Work to do
Count lines holding the string "this" in the data that follows. Reply with one number only.
------------------------------------------------
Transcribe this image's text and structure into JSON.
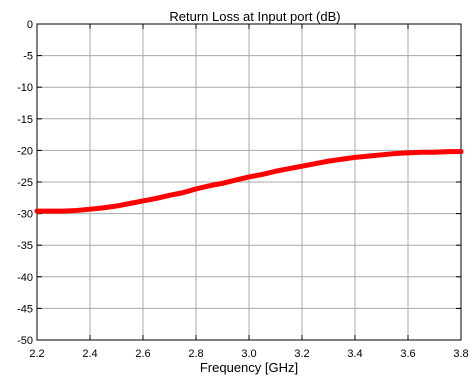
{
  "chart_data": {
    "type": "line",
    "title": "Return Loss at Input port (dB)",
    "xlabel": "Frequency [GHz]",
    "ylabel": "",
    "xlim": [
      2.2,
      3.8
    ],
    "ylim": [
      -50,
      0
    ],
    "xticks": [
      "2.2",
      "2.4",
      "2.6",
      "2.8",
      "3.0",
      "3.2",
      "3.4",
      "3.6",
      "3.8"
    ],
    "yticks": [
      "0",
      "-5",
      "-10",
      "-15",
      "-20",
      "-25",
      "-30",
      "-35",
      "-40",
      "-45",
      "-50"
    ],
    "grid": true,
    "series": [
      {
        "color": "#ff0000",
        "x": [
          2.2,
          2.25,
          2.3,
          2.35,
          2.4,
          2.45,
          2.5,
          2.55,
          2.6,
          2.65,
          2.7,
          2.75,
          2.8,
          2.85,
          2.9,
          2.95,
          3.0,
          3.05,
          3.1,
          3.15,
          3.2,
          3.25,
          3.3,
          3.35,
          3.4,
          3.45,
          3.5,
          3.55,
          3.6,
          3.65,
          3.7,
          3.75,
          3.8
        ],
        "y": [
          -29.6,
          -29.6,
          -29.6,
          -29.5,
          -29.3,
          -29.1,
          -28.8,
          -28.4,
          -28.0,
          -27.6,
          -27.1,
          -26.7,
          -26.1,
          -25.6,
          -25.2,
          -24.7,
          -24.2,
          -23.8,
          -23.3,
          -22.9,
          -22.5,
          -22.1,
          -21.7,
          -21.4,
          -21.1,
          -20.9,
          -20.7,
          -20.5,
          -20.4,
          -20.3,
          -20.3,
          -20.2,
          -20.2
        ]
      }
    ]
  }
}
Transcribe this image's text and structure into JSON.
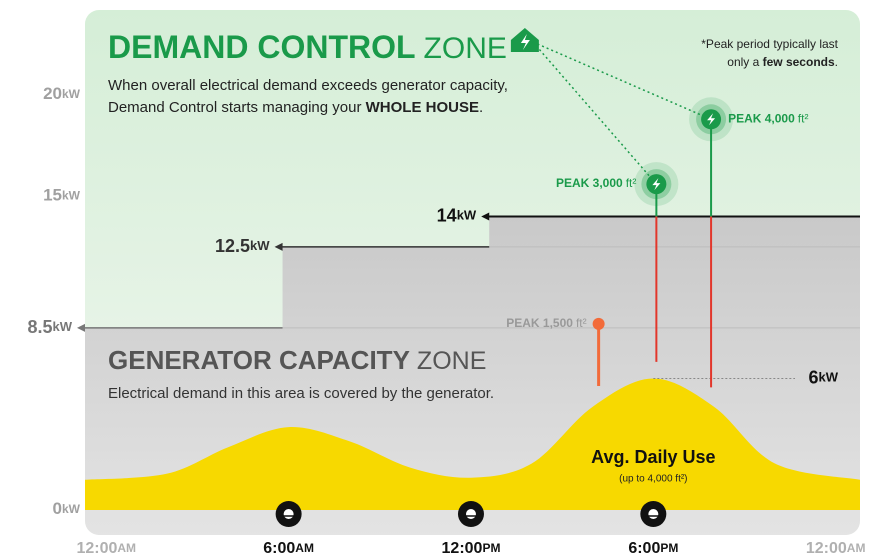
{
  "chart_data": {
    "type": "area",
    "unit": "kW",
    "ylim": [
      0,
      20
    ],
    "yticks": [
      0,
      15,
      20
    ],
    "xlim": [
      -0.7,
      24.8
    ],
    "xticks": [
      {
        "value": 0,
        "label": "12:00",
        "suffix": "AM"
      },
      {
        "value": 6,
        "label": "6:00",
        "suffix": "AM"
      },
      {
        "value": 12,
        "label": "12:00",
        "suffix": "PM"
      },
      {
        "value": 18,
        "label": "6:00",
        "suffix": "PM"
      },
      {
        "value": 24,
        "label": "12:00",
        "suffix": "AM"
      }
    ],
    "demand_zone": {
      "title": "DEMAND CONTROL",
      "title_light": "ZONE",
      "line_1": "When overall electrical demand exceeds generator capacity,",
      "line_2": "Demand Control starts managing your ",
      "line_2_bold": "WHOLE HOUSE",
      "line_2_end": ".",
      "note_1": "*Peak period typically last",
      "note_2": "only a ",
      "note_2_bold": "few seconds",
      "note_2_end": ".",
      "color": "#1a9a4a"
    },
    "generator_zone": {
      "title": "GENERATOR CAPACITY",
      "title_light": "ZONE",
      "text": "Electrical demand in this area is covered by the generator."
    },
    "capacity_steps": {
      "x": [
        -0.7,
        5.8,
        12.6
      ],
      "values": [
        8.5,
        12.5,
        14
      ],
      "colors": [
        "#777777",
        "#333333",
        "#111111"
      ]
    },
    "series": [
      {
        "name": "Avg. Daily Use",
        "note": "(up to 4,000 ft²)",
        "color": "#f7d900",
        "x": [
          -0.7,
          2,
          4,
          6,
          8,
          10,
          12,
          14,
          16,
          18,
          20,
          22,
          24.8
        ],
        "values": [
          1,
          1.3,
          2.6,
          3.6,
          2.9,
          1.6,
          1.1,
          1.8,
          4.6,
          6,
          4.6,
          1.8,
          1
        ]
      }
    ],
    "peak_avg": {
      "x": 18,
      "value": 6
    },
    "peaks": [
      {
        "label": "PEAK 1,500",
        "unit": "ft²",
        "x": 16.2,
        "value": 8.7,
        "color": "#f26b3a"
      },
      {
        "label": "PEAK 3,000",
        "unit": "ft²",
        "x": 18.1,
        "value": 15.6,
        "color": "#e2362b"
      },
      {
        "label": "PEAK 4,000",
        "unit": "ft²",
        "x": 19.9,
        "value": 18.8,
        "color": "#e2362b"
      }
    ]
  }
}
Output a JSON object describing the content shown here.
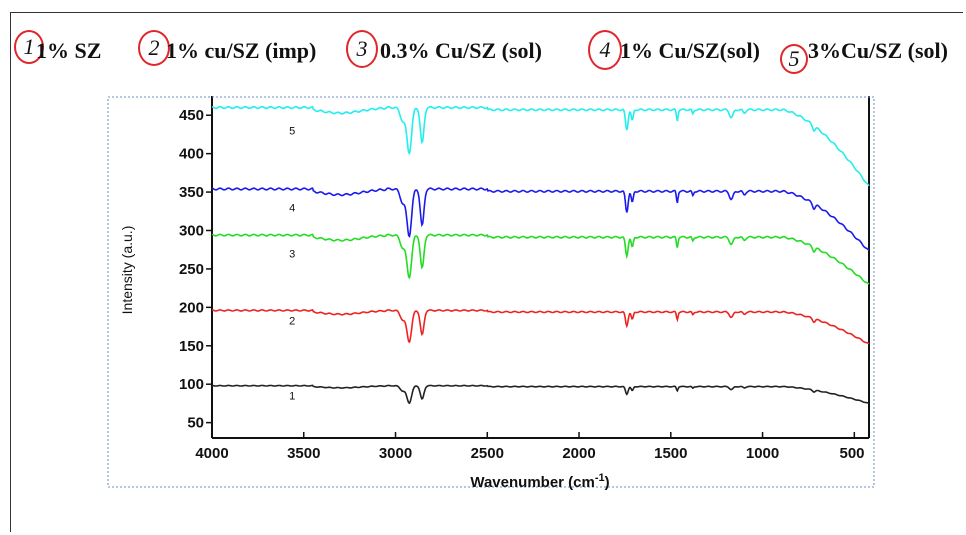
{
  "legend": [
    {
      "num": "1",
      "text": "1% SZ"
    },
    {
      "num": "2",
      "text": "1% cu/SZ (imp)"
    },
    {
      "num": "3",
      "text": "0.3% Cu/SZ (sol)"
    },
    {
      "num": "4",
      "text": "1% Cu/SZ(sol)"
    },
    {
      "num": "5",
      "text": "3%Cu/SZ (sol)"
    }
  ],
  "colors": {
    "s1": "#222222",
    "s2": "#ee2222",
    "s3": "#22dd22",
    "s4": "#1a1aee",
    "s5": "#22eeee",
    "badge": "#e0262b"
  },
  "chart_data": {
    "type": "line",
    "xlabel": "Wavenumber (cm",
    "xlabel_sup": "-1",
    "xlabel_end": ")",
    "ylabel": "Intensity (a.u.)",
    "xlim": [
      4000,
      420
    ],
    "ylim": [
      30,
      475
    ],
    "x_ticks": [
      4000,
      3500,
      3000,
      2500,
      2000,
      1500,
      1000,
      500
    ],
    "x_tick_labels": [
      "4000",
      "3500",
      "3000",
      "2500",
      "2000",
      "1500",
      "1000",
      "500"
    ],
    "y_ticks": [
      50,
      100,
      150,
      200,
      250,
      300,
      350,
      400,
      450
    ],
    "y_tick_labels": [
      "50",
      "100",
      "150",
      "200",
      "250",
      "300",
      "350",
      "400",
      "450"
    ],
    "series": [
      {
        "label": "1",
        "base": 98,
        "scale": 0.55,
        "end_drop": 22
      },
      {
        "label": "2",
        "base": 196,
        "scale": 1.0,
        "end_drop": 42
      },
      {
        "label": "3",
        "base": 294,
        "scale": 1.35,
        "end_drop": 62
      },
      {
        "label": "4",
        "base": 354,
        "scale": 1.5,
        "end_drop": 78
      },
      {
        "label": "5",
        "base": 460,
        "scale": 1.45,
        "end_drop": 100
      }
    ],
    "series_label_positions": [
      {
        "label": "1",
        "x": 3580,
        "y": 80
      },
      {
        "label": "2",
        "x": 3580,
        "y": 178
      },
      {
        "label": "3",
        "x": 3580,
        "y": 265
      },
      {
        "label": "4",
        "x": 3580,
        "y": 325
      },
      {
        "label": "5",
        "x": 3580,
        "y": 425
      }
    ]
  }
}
------------------------------------------------
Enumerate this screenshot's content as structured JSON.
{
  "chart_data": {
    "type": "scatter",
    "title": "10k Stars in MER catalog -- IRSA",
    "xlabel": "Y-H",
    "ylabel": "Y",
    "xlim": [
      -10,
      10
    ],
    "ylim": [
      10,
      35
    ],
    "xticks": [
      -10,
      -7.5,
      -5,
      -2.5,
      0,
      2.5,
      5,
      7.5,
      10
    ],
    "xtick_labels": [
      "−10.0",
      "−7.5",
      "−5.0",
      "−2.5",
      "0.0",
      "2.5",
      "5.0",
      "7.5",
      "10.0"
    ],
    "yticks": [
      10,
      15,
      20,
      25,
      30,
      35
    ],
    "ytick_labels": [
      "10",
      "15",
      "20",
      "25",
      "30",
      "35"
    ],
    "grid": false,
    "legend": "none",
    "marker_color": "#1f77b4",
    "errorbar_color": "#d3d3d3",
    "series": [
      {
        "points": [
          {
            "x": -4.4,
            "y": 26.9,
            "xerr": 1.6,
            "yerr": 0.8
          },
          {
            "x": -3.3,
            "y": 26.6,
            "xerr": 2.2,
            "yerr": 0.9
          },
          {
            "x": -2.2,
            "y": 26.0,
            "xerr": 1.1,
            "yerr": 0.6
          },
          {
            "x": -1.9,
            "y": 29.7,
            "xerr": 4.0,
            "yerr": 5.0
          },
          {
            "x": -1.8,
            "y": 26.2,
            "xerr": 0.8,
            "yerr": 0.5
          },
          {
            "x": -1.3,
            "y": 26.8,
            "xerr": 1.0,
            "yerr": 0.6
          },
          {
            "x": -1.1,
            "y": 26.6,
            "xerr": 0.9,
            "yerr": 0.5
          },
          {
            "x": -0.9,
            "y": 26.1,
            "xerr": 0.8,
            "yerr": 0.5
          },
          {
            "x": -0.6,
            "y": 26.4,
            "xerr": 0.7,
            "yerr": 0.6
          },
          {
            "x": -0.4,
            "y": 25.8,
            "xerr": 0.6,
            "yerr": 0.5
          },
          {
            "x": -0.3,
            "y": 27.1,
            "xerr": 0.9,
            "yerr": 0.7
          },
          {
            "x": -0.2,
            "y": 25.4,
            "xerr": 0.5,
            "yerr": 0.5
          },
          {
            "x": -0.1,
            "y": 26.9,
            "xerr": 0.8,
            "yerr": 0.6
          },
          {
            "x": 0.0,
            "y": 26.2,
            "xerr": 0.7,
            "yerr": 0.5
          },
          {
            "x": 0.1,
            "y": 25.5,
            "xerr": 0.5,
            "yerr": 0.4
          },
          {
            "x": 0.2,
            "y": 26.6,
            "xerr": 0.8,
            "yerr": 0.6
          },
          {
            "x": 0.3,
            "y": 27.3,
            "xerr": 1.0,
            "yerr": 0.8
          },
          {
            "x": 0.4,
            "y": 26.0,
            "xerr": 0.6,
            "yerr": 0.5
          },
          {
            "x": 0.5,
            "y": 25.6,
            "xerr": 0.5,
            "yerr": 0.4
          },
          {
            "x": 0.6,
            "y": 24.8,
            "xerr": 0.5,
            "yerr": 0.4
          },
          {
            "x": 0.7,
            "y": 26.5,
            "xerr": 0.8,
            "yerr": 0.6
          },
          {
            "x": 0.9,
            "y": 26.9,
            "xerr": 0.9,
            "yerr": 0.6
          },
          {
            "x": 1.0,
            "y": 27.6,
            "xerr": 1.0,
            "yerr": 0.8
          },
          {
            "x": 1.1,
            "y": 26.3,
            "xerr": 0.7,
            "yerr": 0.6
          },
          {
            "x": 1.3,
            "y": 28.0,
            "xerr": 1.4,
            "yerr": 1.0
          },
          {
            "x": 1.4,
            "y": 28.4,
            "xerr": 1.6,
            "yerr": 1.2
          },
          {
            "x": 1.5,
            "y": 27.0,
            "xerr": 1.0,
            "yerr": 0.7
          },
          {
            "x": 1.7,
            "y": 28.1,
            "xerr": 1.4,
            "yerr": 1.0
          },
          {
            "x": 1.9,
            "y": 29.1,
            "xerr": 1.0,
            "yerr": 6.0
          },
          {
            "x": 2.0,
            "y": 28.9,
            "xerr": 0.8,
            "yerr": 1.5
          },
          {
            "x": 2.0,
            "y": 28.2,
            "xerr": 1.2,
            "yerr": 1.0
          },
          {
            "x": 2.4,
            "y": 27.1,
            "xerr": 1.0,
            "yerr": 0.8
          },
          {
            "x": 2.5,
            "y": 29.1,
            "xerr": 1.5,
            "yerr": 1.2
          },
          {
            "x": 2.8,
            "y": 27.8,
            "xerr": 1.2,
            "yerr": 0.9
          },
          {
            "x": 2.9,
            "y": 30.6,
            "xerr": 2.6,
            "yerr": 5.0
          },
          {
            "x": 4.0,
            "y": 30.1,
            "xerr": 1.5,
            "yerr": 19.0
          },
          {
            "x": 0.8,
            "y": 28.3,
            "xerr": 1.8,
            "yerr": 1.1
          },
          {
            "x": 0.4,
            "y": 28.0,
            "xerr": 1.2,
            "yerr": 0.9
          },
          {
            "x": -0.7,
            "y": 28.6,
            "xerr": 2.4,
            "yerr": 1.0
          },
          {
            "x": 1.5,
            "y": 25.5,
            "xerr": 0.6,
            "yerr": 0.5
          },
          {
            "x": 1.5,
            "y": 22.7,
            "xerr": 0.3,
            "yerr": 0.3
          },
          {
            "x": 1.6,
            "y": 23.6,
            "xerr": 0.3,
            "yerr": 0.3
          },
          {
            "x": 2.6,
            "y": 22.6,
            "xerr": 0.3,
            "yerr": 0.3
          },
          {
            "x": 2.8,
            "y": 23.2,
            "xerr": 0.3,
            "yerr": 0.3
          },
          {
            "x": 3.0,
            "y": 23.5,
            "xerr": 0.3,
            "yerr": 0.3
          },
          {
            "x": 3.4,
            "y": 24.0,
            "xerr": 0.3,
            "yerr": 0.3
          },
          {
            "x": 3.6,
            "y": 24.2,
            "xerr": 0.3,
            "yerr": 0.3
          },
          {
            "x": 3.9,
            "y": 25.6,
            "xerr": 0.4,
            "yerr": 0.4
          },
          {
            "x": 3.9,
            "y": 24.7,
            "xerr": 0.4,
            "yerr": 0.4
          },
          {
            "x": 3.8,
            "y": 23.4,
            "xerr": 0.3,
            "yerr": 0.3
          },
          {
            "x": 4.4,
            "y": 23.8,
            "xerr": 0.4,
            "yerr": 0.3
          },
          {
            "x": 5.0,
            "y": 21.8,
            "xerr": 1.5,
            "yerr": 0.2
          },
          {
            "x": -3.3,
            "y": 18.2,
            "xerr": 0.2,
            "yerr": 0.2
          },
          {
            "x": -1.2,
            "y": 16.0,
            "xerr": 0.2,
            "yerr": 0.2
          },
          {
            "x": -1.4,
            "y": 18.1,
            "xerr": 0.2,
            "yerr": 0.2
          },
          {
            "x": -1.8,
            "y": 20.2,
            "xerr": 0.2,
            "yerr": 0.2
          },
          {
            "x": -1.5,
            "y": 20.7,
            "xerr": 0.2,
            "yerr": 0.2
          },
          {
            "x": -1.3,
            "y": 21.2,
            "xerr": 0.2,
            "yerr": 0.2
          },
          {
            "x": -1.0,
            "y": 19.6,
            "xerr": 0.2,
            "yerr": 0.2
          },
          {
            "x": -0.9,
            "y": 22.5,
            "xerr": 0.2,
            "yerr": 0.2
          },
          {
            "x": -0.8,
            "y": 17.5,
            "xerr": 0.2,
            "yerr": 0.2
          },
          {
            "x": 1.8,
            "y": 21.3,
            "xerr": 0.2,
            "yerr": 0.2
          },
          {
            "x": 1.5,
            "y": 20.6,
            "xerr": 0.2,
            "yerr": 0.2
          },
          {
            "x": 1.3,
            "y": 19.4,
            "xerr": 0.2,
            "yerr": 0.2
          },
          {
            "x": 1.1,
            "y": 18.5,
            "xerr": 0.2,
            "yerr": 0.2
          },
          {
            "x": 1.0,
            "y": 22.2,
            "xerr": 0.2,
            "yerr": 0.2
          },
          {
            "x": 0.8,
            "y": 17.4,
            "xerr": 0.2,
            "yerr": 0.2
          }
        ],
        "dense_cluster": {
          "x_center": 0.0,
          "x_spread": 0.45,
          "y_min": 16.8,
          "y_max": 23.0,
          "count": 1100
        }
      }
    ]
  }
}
------------------------------------------------
Correct answer
4